| Exercise details |
Lift out each line of the data that holds "with".

#### Information supplied

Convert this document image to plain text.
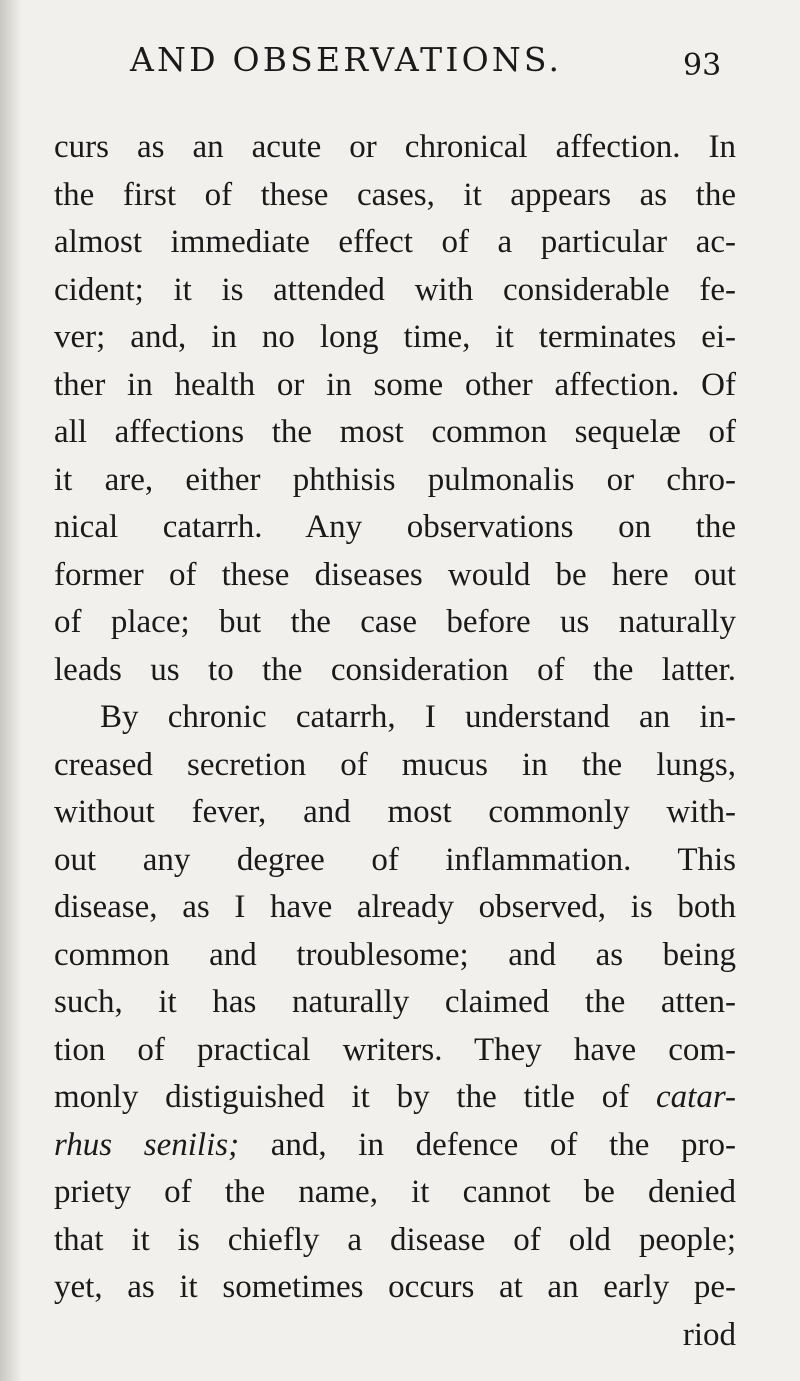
AND OBSERVATIONS.	93
curs as an acute or chronical affection. In
the first of these cases, it appears as the
almost immediate effect of a particular ac-
cident; it is attended with considerable fe-
ver; and, in no long time, it terminates ei-
ther in health or in some other affection. Of
all affections the most common sequelæ of
it are, either phthisis pulmonalis or chro-
nical catarrh. Any observations on the
former of these diseases would be here out
of place; but the case before us naturally
leads us to the consideration of the latter.
By chronic catarrh, I understand an in-
creased secretion of mucus in the lungs,
without fever, and most commonly with-
out any degree of inflammation. This
disease, as I have already observed, is both
common and troublesome; and as being
such, it has naturally claimed the atten-
tion of practical writers. They have com-
monly distiguished it by the title of catar-
rhus senilis; and, in defence of the pro-
priety of the name, it cannot be denied
that it is chiefly a disease of old people;
yet, as it sometimes occurs at an early pe-
riod
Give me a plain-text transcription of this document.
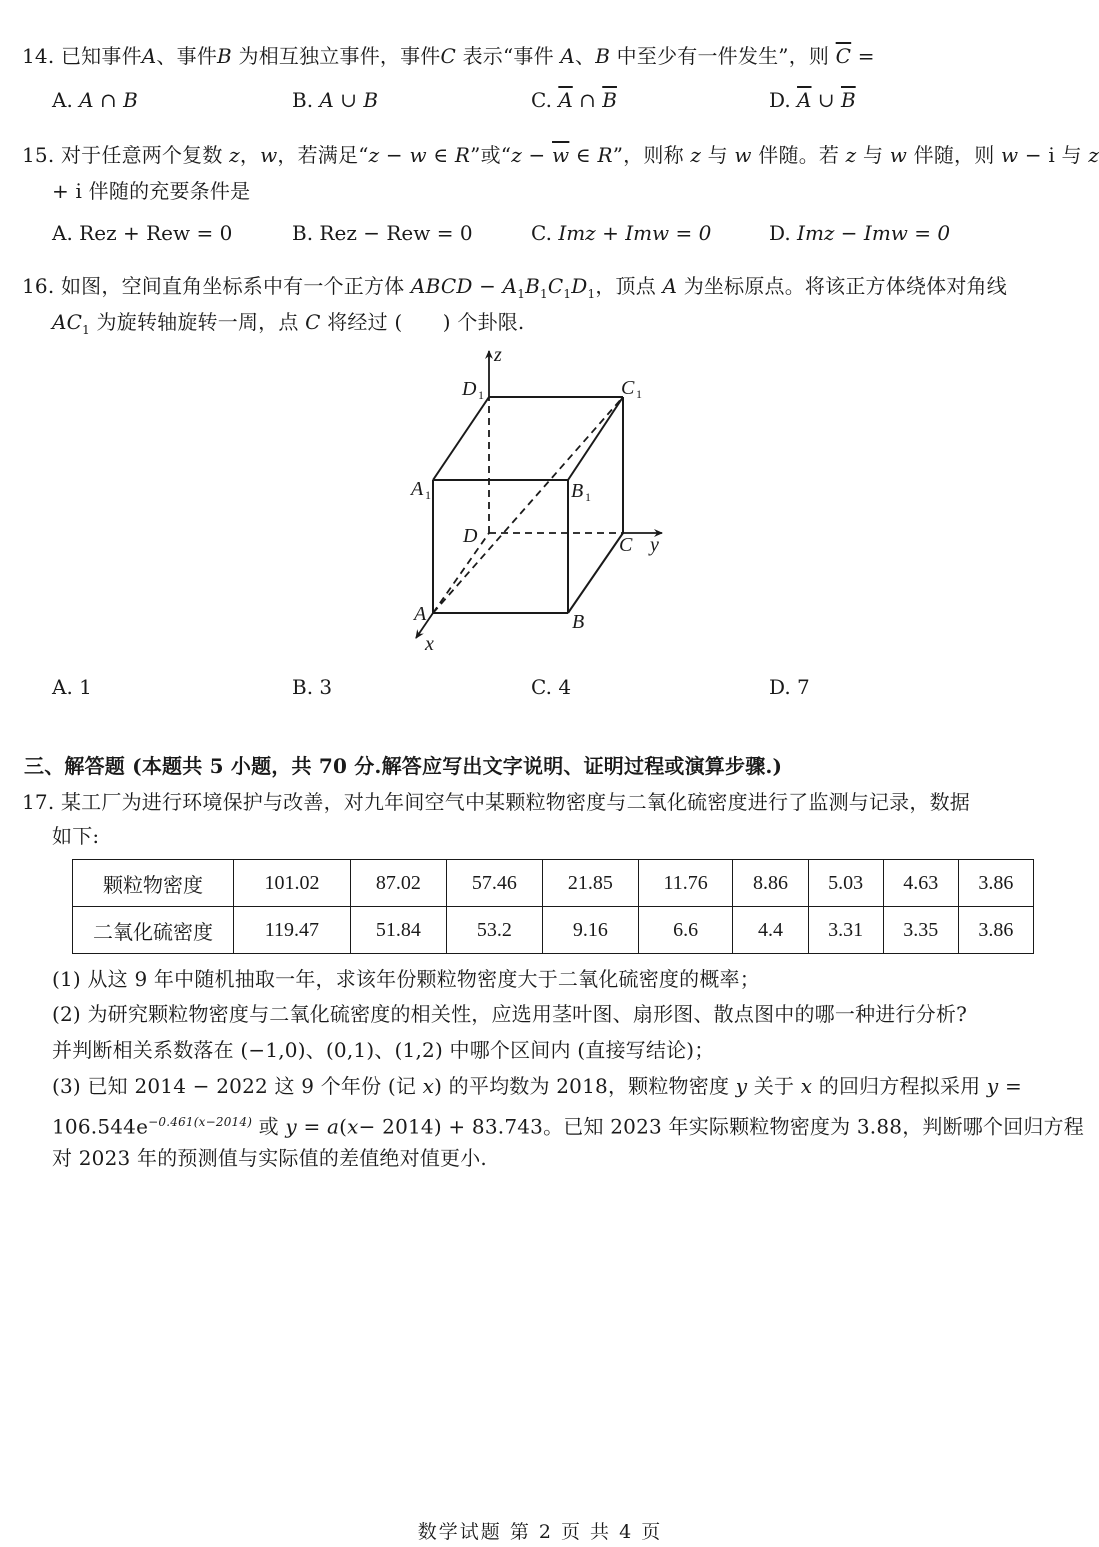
14. 已知事件A、事件B 为相互独立事件，事件C 表示“事件 A、B 中至少有一件发生”，则 $\overline{C}$ =
A. A ∩ B	B. A ∪ B	C. $\overline{A}$ ∩ $\overline{B}$	D. $\overline{A}$ ∪ $\overline{B}$
15. 对于任意两个复数 z，w，若满足“z − w ∈ R”或“$z - \overline{w}$ ∈ R”，则称 z 与 w 伴随。若 z 与 w 伴随，则 w − i 与 z
+ i 伴随的充要条件是
A. Rez + Rew = 0	B. Rez − Rew = 0	C. Imz + Imw = 0	D. Imz − Imw = 0
16. 如图，空间直角坐标系中有一个正方体 ABCD − $A_1B_1C_1D_1$，顶点 A 为坐标原点。将该正方体绕体对角线
$AC_1$ 为旋转轴旋转一周，点 C 将经过 (　　) 个卦限.
z
y
x
D 1	C 1
A 1	B 1
D	C
A	B
A. 1	B. 3	C. 4	D. 7
三、解答题 (本题共 5 小题，共 70 分.解答应写出文字说明、证明过程或演算步骤.)
17. 某工厂为进行环境保护与改善，对九年间空气中某颗粒物密度与二氧化硫密度进行了监测与记录，数据
如下:
颗粒物密度	101.02	87.02	57.46	21.85	11.76	8.86	5.03	4.63	3.86
二氧化硫密度	119.47	51.84	53.2	9.16	6.6	4.4	3.31	3.35	3.86
(1) 从这 9 年中随机抽取一年，求该年份颗粒物密度大于二氧化硫密度的概率；
(2) 为研究颗粒物密度与二氧化硫密度的相关性，应选用茎叶图、扇形图、散点图中的哪一种进行分析?
并判断相关系数落在 (−1,0)、(0,1)、(1,2) 中哪个区间内 (直接写结论)；
(3) 已知 2014 − 2022 这 9 个年份 (记 x) 的平均数为 2018，颗粒物密度 y 关于 x 的回归方程拟采用 y =
$106.544e^{-0.461(x-2014)}$ 或 y = a(x− 2014) + 83.743。已知 2023 年实际颗粒物密度为 3.88，判断哪个回归方程
对 2023 年的预测值与实际值的差值绝对值更小.
数学试题 第 2 页 共 4 页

########

| The output |
cident; it is attended with considerable fe-
without fever, and most commonly with-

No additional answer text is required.